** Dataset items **
|---|
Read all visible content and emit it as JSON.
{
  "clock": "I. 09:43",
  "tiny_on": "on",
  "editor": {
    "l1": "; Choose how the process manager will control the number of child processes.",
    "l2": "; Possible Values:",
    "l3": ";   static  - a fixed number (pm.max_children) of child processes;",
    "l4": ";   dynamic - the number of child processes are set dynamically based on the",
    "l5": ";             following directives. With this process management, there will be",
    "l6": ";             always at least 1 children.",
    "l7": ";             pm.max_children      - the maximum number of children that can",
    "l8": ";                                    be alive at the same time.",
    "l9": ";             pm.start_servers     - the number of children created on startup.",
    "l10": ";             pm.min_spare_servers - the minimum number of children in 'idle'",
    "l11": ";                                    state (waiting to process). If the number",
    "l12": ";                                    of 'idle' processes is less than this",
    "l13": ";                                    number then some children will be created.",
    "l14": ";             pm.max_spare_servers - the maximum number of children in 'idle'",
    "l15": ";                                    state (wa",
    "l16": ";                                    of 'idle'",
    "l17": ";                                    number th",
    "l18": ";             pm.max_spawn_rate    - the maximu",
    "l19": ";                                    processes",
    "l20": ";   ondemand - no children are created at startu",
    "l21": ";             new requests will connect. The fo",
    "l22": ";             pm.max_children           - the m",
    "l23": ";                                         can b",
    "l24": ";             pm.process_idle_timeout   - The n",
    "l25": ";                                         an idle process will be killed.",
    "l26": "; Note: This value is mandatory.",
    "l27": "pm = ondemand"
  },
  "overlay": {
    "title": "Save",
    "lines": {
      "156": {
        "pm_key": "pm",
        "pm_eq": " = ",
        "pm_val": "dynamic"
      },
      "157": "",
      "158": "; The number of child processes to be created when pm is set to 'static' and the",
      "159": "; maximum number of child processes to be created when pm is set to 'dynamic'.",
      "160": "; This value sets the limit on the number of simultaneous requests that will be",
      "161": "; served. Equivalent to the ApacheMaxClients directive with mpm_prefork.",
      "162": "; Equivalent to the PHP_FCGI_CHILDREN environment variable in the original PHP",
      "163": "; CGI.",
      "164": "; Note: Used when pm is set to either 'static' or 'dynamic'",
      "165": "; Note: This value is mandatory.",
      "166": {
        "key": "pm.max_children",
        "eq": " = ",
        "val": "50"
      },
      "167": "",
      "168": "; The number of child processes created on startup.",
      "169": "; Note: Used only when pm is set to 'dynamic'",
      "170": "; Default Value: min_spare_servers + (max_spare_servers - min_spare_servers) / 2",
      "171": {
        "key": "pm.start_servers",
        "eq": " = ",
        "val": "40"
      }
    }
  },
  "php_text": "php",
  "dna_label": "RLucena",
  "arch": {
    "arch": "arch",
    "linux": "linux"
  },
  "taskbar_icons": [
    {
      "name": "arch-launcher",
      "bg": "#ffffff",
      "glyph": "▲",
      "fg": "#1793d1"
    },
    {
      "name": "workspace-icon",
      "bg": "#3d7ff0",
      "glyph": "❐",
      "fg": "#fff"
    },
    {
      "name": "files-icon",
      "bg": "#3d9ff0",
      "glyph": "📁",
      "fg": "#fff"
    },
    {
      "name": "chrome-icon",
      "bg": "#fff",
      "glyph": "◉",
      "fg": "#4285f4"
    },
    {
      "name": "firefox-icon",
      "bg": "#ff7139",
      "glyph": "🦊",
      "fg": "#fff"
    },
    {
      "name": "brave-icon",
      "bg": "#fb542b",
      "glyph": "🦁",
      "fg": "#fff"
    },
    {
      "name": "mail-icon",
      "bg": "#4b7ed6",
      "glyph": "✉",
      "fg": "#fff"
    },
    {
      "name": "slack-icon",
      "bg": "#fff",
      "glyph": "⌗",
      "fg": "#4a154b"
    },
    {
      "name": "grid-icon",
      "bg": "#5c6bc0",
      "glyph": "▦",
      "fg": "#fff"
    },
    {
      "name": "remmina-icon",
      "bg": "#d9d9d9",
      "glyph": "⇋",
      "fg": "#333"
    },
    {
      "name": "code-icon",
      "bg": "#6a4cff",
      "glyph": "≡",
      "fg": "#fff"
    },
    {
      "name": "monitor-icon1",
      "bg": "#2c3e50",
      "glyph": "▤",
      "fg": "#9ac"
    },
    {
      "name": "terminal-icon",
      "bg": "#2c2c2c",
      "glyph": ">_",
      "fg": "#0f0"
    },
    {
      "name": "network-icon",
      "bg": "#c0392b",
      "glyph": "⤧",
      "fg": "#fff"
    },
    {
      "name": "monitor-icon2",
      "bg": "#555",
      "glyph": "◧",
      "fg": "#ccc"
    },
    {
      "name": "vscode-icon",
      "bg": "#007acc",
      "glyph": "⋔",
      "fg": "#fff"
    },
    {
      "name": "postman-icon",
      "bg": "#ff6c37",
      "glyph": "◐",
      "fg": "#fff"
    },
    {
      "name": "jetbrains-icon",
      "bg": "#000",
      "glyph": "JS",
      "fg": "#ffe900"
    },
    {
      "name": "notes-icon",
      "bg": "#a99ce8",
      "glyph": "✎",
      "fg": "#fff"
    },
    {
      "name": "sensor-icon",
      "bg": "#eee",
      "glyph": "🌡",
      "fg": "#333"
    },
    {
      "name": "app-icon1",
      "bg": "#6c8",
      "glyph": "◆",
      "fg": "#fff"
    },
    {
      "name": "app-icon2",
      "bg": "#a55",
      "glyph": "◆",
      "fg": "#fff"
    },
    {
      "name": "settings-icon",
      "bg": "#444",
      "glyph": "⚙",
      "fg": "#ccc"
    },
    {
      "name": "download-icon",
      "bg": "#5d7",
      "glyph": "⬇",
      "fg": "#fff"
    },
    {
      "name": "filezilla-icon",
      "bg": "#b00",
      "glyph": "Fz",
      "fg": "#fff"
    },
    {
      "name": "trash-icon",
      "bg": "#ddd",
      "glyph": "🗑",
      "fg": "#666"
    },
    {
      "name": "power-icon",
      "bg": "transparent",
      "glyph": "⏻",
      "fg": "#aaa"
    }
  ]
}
|---|
** AIM OF THE TASK **
Pull out every line of the records above that contains the word "state".

** RESPONSE BELOW **
    "l11": ";                                    state (waiting to process). If the number",
    "l15": ";                                    state (wa",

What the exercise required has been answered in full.